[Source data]
## Start

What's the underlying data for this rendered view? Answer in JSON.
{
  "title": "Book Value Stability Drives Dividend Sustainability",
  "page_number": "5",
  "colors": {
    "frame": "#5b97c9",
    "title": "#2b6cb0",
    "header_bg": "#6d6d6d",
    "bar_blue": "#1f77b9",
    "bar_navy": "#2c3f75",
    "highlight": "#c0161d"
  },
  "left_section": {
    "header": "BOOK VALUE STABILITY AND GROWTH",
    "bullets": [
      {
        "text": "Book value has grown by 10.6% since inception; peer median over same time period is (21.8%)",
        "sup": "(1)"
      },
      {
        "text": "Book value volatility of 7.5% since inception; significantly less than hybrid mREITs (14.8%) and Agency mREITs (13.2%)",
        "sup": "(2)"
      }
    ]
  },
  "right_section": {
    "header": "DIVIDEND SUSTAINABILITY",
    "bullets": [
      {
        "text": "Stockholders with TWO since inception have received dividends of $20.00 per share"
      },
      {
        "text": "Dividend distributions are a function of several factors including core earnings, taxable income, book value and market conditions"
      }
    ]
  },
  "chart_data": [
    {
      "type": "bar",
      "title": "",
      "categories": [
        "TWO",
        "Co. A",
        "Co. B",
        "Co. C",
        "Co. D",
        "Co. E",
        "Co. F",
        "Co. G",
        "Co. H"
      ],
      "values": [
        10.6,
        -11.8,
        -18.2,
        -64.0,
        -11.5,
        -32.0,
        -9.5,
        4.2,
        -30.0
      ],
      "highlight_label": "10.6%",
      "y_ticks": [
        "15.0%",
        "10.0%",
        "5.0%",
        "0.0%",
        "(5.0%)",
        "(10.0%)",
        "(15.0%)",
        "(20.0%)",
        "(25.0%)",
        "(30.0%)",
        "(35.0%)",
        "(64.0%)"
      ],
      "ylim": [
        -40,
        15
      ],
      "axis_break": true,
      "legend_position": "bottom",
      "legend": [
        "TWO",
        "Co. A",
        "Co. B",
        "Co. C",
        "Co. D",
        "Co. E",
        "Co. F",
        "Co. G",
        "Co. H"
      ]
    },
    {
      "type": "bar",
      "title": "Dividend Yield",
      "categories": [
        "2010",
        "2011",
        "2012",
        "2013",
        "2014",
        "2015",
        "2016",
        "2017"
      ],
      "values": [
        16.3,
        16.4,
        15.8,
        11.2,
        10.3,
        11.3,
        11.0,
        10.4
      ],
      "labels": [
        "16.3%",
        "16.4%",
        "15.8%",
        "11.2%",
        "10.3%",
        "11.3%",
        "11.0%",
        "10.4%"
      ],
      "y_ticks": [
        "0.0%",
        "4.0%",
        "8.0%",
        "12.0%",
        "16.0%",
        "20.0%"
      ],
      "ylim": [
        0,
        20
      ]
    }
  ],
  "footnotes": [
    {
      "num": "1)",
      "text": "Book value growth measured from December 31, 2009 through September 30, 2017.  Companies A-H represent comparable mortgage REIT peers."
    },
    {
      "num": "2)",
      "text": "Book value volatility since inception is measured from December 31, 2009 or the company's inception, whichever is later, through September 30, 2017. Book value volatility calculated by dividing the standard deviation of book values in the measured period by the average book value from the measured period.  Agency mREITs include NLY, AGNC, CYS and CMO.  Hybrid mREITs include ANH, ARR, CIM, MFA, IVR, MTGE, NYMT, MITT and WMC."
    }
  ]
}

## End

* [Directive]:
Each entry is to be returned in full, character for character.

* [Correct output]:
What's the underlying data for this rendered view? Answer in JSON.
{
  "title": "Book Value Stability Drives Dividend Sustainability",
  "page_number": "5",
  "colors": {
    "frame": "#5b97c9",
    "title": "#2b6cb0",
    "header_bg": "#6d6d6d",
    "bar_blue": "#1f77b9",
    "bar_navy": "#2c3f75",
    "highlight": "#c0161d"
  },
  "left_section": {
    "header": "BOOK VALUE STABILITY AND GROWTH",
    "bullets": [
      {
        "text": "Book value has grown by 10.6% since inception; peer median over same time period is (21.8%)",
        "sup": "(1)"
      },
      {
        "text": "Book value volatility of 7.5% since inception; significantly less than hybrid mREITs (14.8%) and Agency mREITs (13.2%)",
        "sup": "(2)"
      }
    ]
  },
  "right_section": {
    "header": "DIVIDEND SUSTAINABILITY",
    "bullets": [
      {
        "text": "Stockholders with TWO since inception have received dividends of $20.00 per share"
      },
      {
        "text": "Dividend distributions are a function of several factors including core earnings, taxable income, book value and market conditions"
      }
    ]
  },
  "chart_data": [
    {
      "type": "bar",
      "title": "",
      "categories": [
        "TWO",
        "Co. A",
        "Co. B",
        "Co. C",
        "Co. D",
        "Co. E",
        "Co. F",
        "Co. G",
        "Co. H"
      ],
      "values": [
        10.6,
        -11.8,
        -18.2,
        -64.0,
        -11.5,
        -32.0,
        -9.5,
        4.2,
        -30.0
      ],
      "highlight_label": "10.6%",
      "y_ticks": [
        "15.0%",
        "10.0%",
        "5.0%",
        "0.0%",
        "(5.0%)",
        "(10.0%)",
        "(15.0%)",
        "(20.0%)",
        "(25.0%)",
        "(30.0%)",
        "(35.0%)",
        "(64.0%)"
      ],
      "ylim": [
        -40,
        15
      ],
      "axis_break": true,
      "legend_position": "bottom",
      "legend": [
        "TWO",
        "Co. A",
        "Co. B",
        "Co. C",
        "Co. D",
        "Co. E",
        "Co. F",
        "Co. G",
        "Co. H"
      ]
    },
    {
      "type": "bar",
      "title": "Dividend Yield",
      "categories": [
        "2010",
        "2011",
        "2012",
        "2013",
        "2014",
        "2015",
        "2016",
        "2017"
      ],
      "values": [
        16.3,
        16.4,
        15.8,
        11.2,
        10.3,
        11.3,
        11.0,
        10.4
      ],
      "labels": [
        "16.3%",
        "16.4%",
        "15.8%",
        "11.2%",
        "10.3%",
        "11.3%",
        "11.0%",
        "10.4%"
      ],
      "y_ticks": [
        "0.0%",
        "4.0%",
        "8.0%",
        "12.0%",
        "16.0%",
        "20.0%"
      ],
      "ylim": [
        0,
        20
      ]
    }
  ],
  "footnotes": [
    {
      "num": "1)",
      "text": "Book value growth measured from December 31, 2009 through September 30, 2017.  Companies A-H represent comparable mortgage REIT peers."
    },
    {
      "num": "2)",
      "text": "Book value volatility since inception is measured from December 31, 2009 or the company's inception, whichever is later, through September 30, 2017. Book value volatility calculated by dividing the standard deviation of book values in the measured period by the average book value from the measured period.  Agency mREITs include NLY, AGNC, CYS and CMO.  Hybrid mREITs include ANH, ARR, CIM, MFA, IVR, MTGE, NYMT, MITT and WMC."
    }
  ]
}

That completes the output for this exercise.